Records for the exercise

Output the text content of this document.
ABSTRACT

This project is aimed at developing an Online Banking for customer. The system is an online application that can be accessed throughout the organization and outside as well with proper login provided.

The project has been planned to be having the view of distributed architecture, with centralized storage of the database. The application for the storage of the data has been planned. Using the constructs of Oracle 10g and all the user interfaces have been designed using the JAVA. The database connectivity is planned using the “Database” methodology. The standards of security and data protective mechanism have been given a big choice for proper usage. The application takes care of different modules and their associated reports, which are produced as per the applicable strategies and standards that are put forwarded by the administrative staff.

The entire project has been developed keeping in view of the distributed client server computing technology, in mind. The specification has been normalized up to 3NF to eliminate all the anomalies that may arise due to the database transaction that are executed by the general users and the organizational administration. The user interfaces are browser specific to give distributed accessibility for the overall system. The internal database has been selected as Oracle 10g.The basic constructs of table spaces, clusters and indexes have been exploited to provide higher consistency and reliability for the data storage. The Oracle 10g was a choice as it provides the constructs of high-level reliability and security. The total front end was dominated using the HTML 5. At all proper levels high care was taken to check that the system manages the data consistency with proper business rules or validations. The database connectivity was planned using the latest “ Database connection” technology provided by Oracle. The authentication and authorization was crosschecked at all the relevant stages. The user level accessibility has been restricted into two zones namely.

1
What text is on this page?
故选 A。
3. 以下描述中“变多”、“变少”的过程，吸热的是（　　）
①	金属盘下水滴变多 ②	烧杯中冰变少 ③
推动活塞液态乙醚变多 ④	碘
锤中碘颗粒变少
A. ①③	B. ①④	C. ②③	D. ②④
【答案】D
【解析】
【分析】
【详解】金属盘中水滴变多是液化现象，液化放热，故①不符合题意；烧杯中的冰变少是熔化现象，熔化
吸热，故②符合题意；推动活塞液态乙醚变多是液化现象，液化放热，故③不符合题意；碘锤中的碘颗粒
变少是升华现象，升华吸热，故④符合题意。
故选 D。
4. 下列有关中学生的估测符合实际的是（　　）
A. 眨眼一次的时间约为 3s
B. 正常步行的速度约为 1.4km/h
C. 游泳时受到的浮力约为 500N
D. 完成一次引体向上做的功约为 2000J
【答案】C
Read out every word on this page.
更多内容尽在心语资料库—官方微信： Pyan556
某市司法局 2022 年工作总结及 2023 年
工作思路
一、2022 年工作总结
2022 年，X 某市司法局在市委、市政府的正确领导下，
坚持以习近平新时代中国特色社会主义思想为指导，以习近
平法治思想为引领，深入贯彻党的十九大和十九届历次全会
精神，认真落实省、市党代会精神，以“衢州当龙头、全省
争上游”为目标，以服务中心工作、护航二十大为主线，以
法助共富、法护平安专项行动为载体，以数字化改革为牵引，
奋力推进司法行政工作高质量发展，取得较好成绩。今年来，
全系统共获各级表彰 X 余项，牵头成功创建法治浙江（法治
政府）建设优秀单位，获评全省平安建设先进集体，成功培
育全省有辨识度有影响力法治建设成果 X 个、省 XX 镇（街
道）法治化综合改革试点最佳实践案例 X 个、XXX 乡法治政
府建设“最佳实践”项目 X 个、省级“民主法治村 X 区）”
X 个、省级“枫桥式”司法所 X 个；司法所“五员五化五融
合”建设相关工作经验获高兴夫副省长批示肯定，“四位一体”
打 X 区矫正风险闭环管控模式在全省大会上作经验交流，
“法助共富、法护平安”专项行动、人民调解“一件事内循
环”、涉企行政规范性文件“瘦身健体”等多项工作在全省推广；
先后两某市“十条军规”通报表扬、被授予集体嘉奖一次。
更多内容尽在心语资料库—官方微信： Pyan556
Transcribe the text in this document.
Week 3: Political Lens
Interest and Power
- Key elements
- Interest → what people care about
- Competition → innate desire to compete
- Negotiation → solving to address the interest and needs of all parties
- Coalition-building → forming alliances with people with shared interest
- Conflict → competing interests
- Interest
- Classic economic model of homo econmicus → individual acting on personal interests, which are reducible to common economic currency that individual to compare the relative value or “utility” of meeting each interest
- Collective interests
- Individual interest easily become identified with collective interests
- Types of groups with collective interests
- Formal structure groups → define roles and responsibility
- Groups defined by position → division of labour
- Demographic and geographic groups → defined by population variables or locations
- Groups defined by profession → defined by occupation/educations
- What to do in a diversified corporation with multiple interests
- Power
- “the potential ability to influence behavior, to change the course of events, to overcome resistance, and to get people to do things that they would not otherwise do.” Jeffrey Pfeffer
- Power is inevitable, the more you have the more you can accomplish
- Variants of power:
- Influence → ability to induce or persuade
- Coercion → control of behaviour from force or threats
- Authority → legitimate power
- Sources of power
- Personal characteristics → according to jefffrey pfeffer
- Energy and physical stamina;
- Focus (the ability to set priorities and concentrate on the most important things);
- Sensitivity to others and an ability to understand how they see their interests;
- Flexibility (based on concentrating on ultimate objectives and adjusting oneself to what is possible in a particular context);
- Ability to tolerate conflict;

The request
From the first line to the last, retype the data exactly.

Solution to this problem
Output the text content of this document.
ABSTRACT

This project is aimed at developing an Online Banking for customer. The system is an online application that can be accessed throughout the organization and outside as well with proper login provided.

The project has been planned to be having the view of distributed architecture, with centralized storage of the database. The application for the storage of the data has been planned. Using the constructs of Oracle 10g and all the user interfaces have been designed using the JAVA. The database connectivity is planned using the “Database” methodology. The standards of security and data protective mechanism have been given a big choice for proper usage. The application takes care of different modules and their associated reports, which are produced as per the applicable strategies and standards that are put forwarded by the administrative staff.

The entire project has been developed keeping in view of the distributed client server computing technology, in mind. The specification has been normalized up to 3NF to eliminate all the anomalies that may arise due to the database transaction that are executed by the general users and the organizational administration. The user interfaces are browser specific to give distributed accessibility for the overall system. The internal database has been selected as Oracle 10g.The basic constructs of table spaces, clusters and indexes have been exploited to provide higher consistency and reliability for the data storage. The Oracle 10g was a choice as it provides the constructs of high-level reliability and security. The total front end was dominated using the HTML 5. At all proper levels high care was taken to check that the system manages the data consistency with proper business rules or validations. The database connectivity was planned using the latest “ Database connection” technology provided by Oracle. The authentication and authorization was crosschecked at all the relevant stages. The user level accessibility has been restricted into two zones namely.

1
What text is on this page?
故选 A。
3. 以下描述中“变多”、“变少”的过程，吸热的是（　　）
①	金属盘下水滴变多 ②	烧杯中冰变少 ③
推动活塞液态乙醚变多 ④	碘
锤中碘颗粒变少
A. ①③	B. ①④	C. ②③	D. ②④
【答案】D
【解析】
【分析】
【详解】金属盘中水滴变多是液化现象，液化放热，故①不符合题意；烧杯中的冰变少是熔化现象，熔化
吸热，故②符合题意；推动活塞液态乙醚变多是液化现象，液化放热，故③不符合题意；碘锤中的碘颗粒
变少是升华现象，升华吸热，故④符合题意。
故选 D。
4. 下列有关中学生的估测符合实际的是（　　）
A. 眨眼一次的时间约为 3s
B. 正常步行的速度约为 1.4km/h
C. 游泳时受到的浮力约为 500N
D. 完成一次引体向上做的功约为 2000J
【答案】C
Read out every word on this page.
更多内容尽在心语资料库—官方微信： Pyan556
某市司法局 2022 年工作总结及 2023 年
工作思路
一、2022 年工作总结
2022 年，X 某市司法局在市委、市政府的正确领导下，
坚持以习近平新时代中国特色社会主义思想为指导，以习近
平法治思想为引领，深入贯彻党的十九大和十九届历次全会
精神，认真落实省、市党代会精神，以“衢州当龙头、全省
争上游”为目标，以服务中心工作、护航二十大为主线，以
法助共富、法护平安专项行动为载体，以数字化改革为牵引，
奋力推进司法行政工作高质量发展，取得较好成绩。今年来，
全系统共获各级表彰 X 余项，牵头成功创建法治浙江（法治
政府）建设优秀单位，获评全省平安建设先进集体，成功培
育全省有辨识度有影响力法治建设成果 X 个、省 XX 镇（街
道）法治化综合改革试点最佳实践案例 X 个、XXX 乡法治政
府建设“最佳实践”项目 X 个、省级“民主法治村 X 区）”
X 个、省级“枫桥式”司法所 X 个；司法所“五员五化五融
合”建设相关工作经验获高兴夫副省长批示肯定，“四位一体”
打 X 区矫正风险闭环管控模式在全省大会上作经验交流，
“法助共富、法护平安”专项行动、人民调解“一件事内循
环”、涉企行政规范性文件“瘦身健体”等多项工作在全省推广；
先后两某市“十条军规”通报表扬、被授予集体嘉奖一次。
更多内容尽在心语资料库—官方微信： Pyan556
Transcribe the text in this document.
Week 3: Political Lens
Interest and Power
- Key elements
- Interest → what people care about
- Competition → innate desire to compete
- Negotiation → solving to address the interest and needs of all parties
- Coalition-building → forming alliances with people with shared interest
- Conflict → competing interests
- Interest
- Classic economic model of homo econmicus → individual acting on personal interests, which are reducible to common economic currency that individual to compare the relative value or “utility” of meeting each interest
- Collective interests
- Individual interest easily become identified with collective interests
- Types of groups with collective interests
- Formal structure groups → define roles and responsibility
- Groups defined by position → division of labour
- Demographic and geographic groups → defined by population variables or locations
- Groups defined by profession → defined by occupation/educations
- What to do in a diversified corporation with multiple interests
- Power
- “the potential ability to influence behavior, to change the course of events, to overcome resistance, and to get people to do things that they would not otherwise do.” Jeffrey Pfeffer
- Power is inevitable, the more you have the more you can accomplish
- Variants of power:
- Influence → ability to induce or persuade
- Coercion → control of behaviour from force or threats
- Authority → legitimate power
- Sources of power
- Personal characteristics → according to jefffrey pfeffer
- Energy and physical stamina;
- Focus (the ability to set priorities and concentrate on the most important things);
- Sensitivity to others and an ability to understand how they see their interests;
- Flexibility (based on concentrating on ultimate objectives and adjusting oneself to what is possible in a particular context);
- Ability to tolerate conflict;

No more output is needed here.